▶ **SOURCE EXCERPT**:
In connection with the Shell Acquisition, we became party to two gathering contracts that require delivery of minimum volumes of natural gas for each annual contract period. These gathering contracts require annual settlement payments for any shortfalls in the gathered volumes. Our obligation for the gathering contracts was initially measured at fair value on the acquisition date and represents the expected volume shortfall over the remaining contract period. The fair value was determined using estimated future production volumes, future inflation factors and our weighted average cost of capital. We recognize accretion expense for the impact of increasing the discounted liability to its estimated settlement value. The difference, if any, between the estimated payments recognized at inception and actual current contract period payments required is recorded as a volumetric and production adjustment to gathering and treating expense.

Asset Retirement Obligations

Asset retirement obligations (“ARO”) consist of future abandonment costs on our natural gas properties. We record the fair value of the ARO in the period in which it is legally or contractually incurred. Upon initial recognition of the ARO, we capitalize an asset retirement cost by increasing the carrying amount of natural gas properties by the same amount as the liability. In periods subsequent to initial measurement, we recognize the ARO expense through depletion. Changes in the ARO are recognized for both the passage of time and revisions to either the timing or the amount of estimated cash flows. We recognize accretion expense for the impact of increasing the discounted liability to its estimated settlement value.

▶ **EXERCISE INSTRUCTIONS**: Reproduce the passage on gathering contracts and asset retirement obligations word for word, in full. The records that follow are separate material with no connection to the text.

▶ **DATA EXCERPTS**:

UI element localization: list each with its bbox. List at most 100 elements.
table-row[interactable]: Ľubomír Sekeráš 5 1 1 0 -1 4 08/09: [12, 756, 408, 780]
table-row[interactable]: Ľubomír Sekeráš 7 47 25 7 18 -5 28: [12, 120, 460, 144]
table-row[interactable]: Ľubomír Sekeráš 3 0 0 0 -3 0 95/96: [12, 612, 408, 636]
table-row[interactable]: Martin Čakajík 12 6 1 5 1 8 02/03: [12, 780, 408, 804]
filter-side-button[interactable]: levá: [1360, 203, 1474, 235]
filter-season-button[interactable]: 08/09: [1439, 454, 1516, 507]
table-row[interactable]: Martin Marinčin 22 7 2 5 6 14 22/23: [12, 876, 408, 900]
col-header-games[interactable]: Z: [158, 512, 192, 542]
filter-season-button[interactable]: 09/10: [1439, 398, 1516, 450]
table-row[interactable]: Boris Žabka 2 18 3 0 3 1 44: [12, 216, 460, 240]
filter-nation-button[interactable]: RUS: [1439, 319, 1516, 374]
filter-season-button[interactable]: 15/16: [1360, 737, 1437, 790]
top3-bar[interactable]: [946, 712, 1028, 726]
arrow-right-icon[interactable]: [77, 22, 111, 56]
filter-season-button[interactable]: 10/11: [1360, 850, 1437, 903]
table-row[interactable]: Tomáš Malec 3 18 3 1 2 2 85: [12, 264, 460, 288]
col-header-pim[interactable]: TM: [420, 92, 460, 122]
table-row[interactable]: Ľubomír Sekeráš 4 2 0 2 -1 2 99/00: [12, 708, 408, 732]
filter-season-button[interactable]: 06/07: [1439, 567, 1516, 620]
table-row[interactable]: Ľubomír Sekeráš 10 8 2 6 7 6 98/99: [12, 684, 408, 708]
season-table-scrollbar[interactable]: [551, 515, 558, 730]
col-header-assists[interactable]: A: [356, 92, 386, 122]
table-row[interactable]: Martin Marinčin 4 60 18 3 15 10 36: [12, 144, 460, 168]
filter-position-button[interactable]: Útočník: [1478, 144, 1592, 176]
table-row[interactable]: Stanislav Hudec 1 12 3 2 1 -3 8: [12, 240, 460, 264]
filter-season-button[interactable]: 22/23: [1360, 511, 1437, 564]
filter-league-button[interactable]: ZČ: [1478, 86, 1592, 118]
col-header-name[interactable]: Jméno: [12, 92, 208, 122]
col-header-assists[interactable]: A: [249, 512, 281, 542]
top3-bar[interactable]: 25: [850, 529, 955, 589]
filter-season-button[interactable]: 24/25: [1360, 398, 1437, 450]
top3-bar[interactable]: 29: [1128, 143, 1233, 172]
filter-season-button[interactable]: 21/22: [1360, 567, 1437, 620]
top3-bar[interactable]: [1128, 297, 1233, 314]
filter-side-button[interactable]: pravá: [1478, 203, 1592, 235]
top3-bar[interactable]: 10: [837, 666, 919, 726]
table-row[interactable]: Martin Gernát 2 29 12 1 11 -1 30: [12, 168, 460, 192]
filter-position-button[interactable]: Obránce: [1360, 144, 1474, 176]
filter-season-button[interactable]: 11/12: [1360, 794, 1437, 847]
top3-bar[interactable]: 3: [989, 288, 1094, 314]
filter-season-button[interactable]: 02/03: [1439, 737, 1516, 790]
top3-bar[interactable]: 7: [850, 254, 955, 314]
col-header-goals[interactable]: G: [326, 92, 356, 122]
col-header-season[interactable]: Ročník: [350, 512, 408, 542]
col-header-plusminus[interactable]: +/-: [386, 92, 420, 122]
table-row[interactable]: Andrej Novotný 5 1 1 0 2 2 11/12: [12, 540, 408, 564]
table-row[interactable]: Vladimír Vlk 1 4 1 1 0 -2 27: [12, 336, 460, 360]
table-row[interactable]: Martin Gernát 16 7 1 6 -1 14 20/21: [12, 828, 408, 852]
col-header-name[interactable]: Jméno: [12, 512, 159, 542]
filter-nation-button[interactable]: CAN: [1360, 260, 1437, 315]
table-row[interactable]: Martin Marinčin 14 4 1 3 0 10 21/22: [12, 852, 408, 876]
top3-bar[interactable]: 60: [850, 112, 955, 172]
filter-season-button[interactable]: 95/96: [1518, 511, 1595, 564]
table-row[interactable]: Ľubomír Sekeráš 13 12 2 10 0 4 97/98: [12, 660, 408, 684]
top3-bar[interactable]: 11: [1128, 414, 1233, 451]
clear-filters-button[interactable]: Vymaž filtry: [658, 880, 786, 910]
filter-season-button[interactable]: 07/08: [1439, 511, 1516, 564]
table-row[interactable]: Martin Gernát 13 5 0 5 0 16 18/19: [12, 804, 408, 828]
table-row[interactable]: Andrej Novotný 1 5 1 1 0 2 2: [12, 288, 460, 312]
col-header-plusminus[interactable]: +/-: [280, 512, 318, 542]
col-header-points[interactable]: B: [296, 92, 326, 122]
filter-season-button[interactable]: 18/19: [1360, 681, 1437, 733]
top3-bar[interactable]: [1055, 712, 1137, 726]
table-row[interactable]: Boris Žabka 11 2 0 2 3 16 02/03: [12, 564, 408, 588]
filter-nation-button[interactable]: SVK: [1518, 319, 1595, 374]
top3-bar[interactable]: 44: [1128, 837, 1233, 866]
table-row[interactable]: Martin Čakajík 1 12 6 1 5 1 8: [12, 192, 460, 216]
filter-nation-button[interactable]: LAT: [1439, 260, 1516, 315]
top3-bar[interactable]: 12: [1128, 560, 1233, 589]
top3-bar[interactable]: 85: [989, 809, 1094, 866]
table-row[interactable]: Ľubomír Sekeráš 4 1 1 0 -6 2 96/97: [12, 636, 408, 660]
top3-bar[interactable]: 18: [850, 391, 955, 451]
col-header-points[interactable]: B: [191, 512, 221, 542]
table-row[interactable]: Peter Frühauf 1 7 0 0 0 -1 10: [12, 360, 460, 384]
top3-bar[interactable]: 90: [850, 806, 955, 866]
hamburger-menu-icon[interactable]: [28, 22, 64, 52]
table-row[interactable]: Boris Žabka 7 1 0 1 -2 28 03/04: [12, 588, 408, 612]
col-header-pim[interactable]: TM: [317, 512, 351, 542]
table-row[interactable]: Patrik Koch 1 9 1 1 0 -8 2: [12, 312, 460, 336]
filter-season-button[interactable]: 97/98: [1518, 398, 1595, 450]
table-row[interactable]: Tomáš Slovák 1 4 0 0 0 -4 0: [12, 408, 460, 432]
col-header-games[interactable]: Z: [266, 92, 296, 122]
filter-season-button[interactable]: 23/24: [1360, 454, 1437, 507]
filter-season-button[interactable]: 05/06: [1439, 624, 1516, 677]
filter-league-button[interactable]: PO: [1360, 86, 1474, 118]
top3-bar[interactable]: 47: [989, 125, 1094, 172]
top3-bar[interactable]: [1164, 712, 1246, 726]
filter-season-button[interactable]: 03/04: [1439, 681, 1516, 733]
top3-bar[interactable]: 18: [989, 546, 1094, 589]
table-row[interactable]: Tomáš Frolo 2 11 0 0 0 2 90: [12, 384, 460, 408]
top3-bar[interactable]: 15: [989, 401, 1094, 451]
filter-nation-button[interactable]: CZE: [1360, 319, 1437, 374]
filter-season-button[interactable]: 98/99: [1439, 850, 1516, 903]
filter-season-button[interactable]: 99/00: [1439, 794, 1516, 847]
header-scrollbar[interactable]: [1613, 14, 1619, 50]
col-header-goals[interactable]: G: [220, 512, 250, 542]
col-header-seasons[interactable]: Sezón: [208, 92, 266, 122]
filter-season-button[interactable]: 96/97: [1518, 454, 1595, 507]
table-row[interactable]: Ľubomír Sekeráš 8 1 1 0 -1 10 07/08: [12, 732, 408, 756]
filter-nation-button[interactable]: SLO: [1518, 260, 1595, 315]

▶ **EXPECTED ANSWER**:
In connection with the Shell Acquisition, we became party to two gathering contracts that require delivery of minimum volumes of natural gas for each annual contract period. These gathering contracts require annual settlement payments for any shortfalls in the gathered volumes. Our obligation for the gathering contracts was initially measured at fair value on the acquisition date and represents the expected volume shortfall over the remaining contract period. The fair value was determined using estimated future production volumes, future inflation factors and our weighted average cost of capital. We recognize accretion expense for the impact of increasing the discounted liability to its estimated settlement value. The difference, if any, between the estimated payments recognized at inception and actual current contract period payments required is recorded as a volumetric and production adjustment to gathering and treating expense.

Asset Retirement Obligations

Asset retirement obligations (“ARO”) consist of future abandonment costs on our natural gas properties. We record the fair value of the ARO in the period in which it is legally or contractually incurred. Upon initial recognition of the ARO, we capitalize an asset retirement cost by increasing the carrying amount of natural gas properties by the same amount as the liability. In periods subsequent to initial measurement, we recognize the ARO expense through depletion. Changes in the ARO are recognized for both the passage of time and revisions to either the timing or the amount of estimated cash flows. We recognize accretion expense for the impact of increasing the discounted liability to its estimated settlement value.